[START Records to use]

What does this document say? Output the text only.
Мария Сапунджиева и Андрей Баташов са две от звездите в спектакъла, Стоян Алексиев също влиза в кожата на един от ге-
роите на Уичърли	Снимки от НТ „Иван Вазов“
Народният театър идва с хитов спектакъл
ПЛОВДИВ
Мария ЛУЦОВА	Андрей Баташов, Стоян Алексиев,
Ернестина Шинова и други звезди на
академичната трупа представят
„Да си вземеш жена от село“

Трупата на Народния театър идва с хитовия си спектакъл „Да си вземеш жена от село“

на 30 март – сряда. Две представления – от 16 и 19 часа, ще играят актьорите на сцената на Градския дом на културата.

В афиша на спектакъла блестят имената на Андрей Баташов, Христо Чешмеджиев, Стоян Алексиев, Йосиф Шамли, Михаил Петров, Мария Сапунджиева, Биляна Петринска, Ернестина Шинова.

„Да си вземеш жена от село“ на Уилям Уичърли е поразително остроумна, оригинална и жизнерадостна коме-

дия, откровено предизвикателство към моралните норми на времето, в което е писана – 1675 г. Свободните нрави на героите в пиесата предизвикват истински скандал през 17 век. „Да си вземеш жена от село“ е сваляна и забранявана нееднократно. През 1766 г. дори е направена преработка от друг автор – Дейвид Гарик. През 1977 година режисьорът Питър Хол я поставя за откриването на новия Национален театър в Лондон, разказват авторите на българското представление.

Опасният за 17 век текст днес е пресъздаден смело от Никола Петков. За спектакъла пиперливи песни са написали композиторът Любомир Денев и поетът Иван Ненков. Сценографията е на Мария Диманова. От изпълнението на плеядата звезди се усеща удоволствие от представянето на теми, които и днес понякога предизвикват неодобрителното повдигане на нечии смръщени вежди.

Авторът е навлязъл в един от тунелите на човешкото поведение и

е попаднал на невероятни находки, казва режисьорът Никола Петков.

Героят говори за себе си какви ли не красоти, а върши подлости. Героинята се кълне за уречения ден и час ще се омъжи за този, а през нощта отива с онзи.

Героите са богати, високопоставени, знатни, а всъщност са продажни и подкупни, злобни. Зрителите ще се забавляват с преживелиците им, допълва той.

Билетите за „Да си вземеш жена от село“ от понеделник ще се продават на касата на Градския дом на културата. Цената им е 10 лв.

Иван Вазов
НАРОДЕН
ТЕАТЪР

[END Records to use]

Exercise prompt → Where a line holds the string "Баташов", copy that line.

Reply to the task →
Мария Сапунджиева и Андрей Баташов са две от звездите в спектакъла, Стоян Алексиев също влиза в кожата на един от ге-
Мария ЛУЦОВА	Андрей Баташов, Стоян Алексиев,
В афиша на спектакъла блестят имената на Андрей Баташов, Христо Чешмеджиев, Стоян Алексиев, Йосиф Шамли, Михаил Петров, Мария Сапунджиева, Биляна Петринска, Ернестина Шинова.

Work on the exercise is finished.